#### LISTED ENTRIES ####

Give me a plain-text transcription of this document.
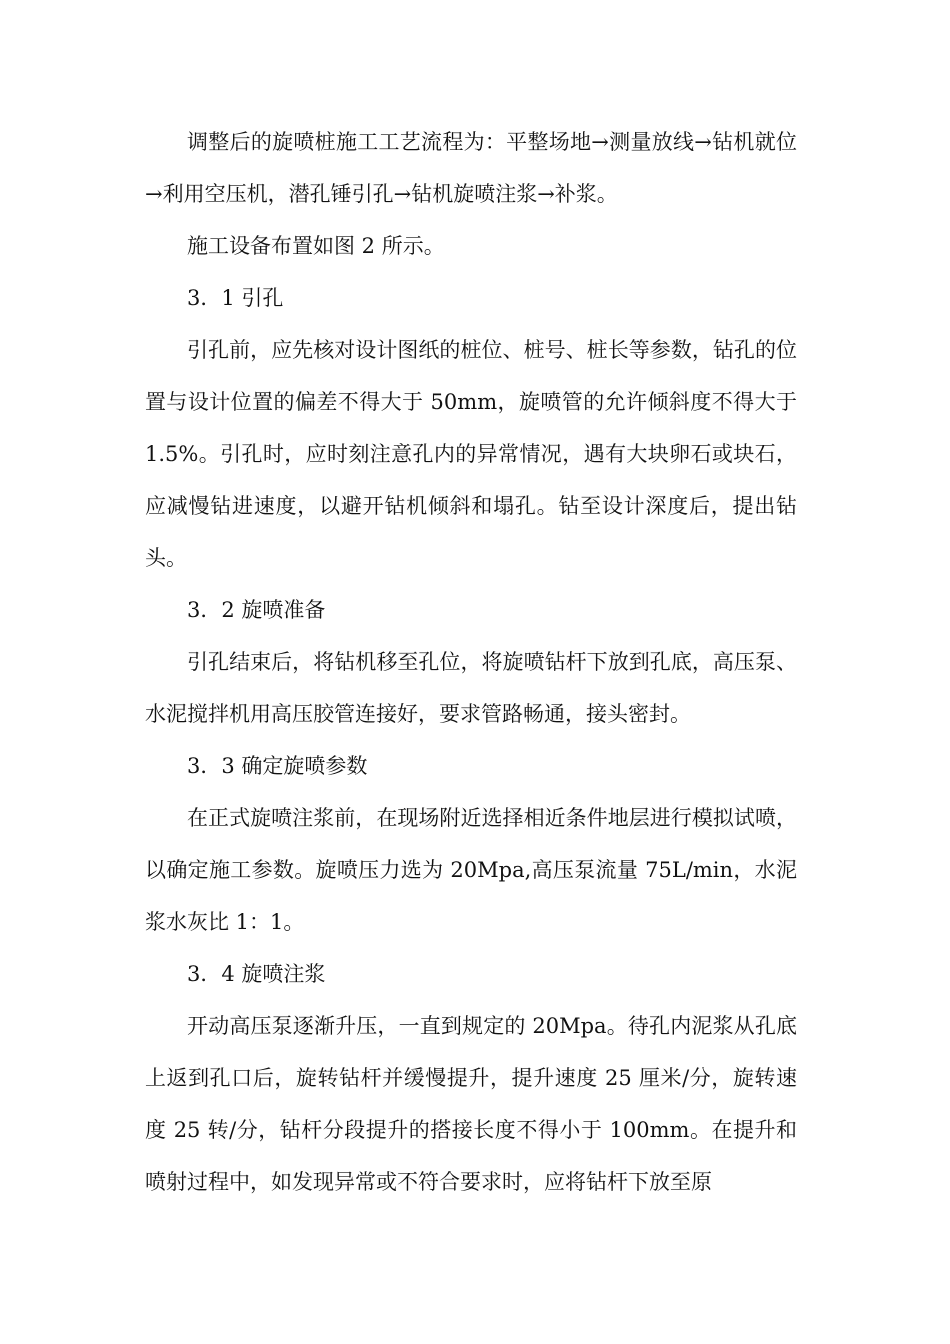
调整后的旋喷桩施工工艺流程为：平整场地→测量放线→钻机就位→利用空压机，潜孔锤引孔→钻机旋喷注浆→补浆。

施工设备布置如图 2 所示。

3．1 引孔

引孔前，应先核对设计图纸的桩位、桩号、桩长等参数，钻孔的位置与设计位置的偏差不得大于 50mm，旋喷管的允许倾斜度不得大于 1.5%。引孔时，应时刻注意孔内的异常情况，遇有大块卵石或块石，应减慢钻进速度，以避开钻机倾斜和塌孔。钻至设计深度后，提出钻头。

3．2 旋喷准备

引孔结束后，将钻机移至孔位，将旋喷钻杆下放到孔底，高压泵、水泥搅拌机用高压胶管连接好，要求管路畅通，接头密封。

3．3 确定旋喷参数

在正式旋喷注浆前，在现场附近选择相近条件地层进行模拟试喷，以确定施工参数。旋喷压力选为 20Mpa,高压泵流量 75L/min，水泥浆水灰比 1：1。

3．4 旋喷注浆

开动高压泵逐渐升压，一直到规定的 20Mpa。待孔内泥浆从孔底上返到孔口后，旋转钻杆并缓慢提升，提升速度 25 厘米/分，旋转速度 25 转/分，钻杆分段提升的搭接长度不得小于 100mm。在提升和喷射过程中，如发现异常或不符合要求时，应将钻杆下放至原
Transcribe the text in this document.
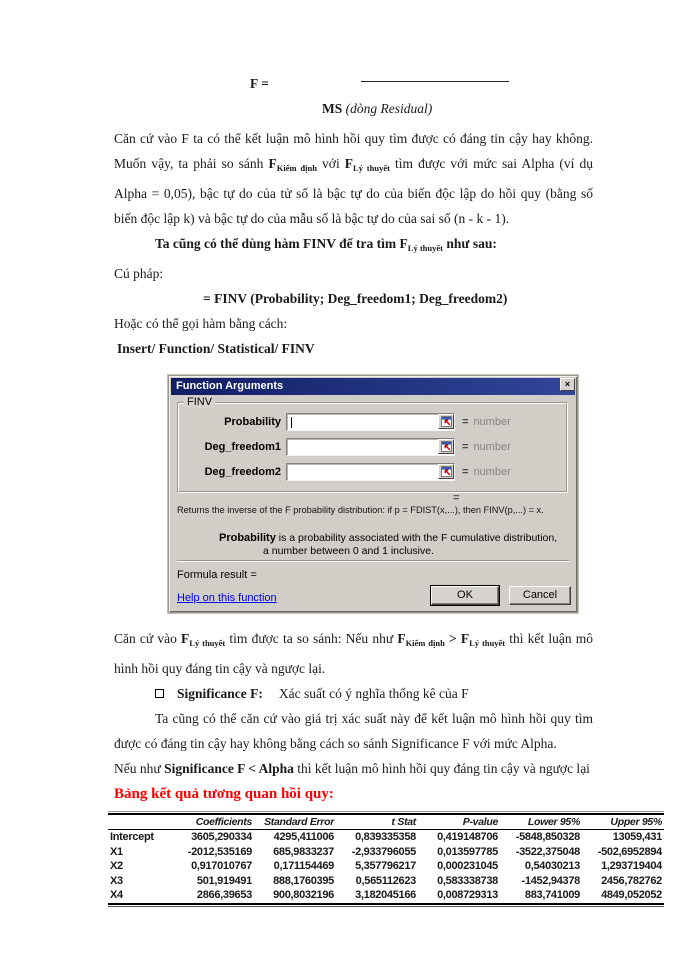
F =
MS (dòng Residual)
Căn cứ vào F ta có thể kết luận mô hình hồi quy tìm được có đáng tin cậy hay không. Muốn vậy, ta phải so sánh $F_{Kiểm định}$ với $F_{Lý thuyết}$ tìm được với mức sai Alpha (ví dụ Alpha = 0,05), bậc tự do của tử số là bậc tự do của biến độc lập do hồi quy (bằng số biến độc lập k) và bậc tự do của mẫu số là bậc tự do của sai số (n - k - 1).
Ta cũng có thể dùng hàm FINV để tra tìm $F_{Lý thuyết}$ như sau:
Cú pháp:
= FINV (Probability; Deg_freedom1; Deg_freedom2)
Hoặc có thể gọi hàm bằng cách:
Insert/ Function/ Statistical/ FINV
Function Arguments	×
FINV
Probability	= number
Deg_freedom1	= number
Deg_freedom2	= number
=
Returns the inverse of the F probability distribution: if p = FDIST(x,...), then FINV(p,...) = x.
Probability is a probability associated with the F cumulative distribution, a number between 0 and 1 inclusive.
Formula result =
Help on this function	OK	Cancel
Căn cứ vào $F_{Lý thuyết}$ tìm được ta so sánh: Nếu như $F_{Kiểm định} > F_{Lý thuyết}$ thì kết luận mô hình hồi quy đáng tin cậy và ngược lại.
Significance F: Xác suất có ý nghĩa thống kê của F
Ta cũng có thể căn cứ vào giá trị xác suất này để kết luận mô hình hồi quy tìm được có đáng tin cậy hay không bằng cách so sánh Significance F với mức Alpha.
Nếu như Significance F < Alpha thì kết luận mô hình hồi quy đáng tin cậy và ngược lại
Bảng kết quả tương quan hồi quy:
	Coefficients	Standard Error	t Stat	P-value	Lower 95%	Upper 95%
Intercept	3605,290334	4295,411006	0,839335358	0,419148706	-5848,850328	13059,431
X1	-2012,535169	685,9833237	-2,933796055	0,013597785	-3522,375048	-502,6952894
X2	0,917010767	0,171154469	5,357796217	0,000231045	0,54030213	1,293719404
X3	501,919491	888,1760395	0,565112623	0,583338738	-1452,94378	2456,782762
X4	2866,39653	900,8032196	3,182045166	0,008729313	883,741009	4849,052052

####

DIRECTION: Print the complete listing exactly as it stands, without its pictures.

WRITTEN REPLY:
Give me a plain-text transcription of this document.
调整后的旋喷桩施工工艺流程为：平整场地→测量放线→钻机就位→利用空压机，潜孔锤引孔→钻机旋喷注浆→补浆。

施工设备布置如图 2 所示。

3．1 引孔

引孔前，应先核对设计图纸的桩位、桩号、桩长等参数，钻孔的位置与设计位置的偏差不得大于 50mm，旋喷管的允许倾斜度不得大于 1.5%。引孔时，应时刻注意孔内的异常情况，遇有大块卵石或块石，应减慢钻进速度，以避开钻机倾斜和塌孔。钻至设计深度后，提出钻头。

3．2 旋喷准备

引孔结束后，将钻机移至孔位，将旋喷钻杆下放到孔底，高压泵、水泥搅拌机用高压胶管连接好，要求管路畅通，接头密封。

3．3 确定旋喷参数

在正式旋喷注浆前，在现场附近选择相近条件地层进行模拟试喷，以确定施工参数。旋喷压力选为 20Mpa,高压泵流量 75L/min，水泥浆水灰比 1：1。

3．4 旋喷注浆

开动高压泵逐渐升压，一直到规定的 20Mpa。待孔内泥浆从孔底上返到孔口后，旋转钻杆并缓慢提升，提升速度 25 厘米/分，旋转速度 25 转/分，钻杆分段提升的搭接长度不得小于 100mm。在提升和喷射过程中，如发现异常或不符合要求时，应将钻杆下放至原
Transcribe the text in this document.
F =
MS (dòng Residual)
Căn cứ vào F ta có thể kết luận mô hình hồi quy tìm được có đáng tin cậy hay không. Muốn vậy, ta phải so sánh $F_{Kiểm định}$ với $F_{Lý thuyết}$ tìm được với mức sai Alpha (ví dụ Alpha = 0,05), bậc tự do của tử số là bậc tự do của biến độc lập do hồi quy (bằng số biến độc lập k) và bậc tự do của mẫu số là bậc tự do của sai số (n - k - 1).
Ta cũng có thể dùng hàm FINV để tra tìm $F_{Lý thuyết}$ như sau:
Cú pháp:
= FINV (Probability; Deg_freedom1; Deg_freedom2)
Hoặc có thể gọi hàm bằng cách:
Insert/ Function/ Statistical/ FINV
Function Arguments	×
FINV
Probability	= number
Deg_freedom1	= number
Deg_freedom2	= number
=
Returns the inverse of the F probability distribution: if p = FDIST(x,...), then FINV(p,...) = x.
Probability is a probability associated with the F cumulative distribution, a number between 0 and 1 inclusive.
Formula result =
Help on this function	OK	Cancel
Căn cứ vào $F_{Lý thuyết}$ tìm được ta so sánh: Nếu như $F_{Kiểm định} > F_{Lý thuyết}$ thì kết luận mô hình hồi quy đáng tin cậy và ngược lại.
Significance F: Xác suất có ý nghĩa thống kê của F
Ta cũng có thể căn cứ vào giá trị xác suất này để kết luận mô hình hồi quy tìm được có đáng tin cậy hay không bằng cách so sánh Significance F với mức Alpha.
Nếu như Significance F < Alpha thì kết luận mô hình hồi quy đáng tin cậy và ngược lại
Bảng kết quả tương quan hồi quy:
	Coefficients	Standard Error	t Stat	P-value	Lower 95%	Upper 95%
Intercept	3605,290334	4295,411006	0,839335358	0,419148706	-5848,850328	13059,431
X1	-2012,535169	685,9833237	-2,933796055	0,013597785	-3522,375048	-502,6952894
X2	0,917010767	0,171154469	5,357796217	0,000231045	0,54030213	1,293719404
X3	501,919491	888,1760395	0,565112623	0,583338738	-1452,94378	2456,782762
X4	2866,39653	900,8032196	3,182045166	0,008729313	883,741009	4849,052052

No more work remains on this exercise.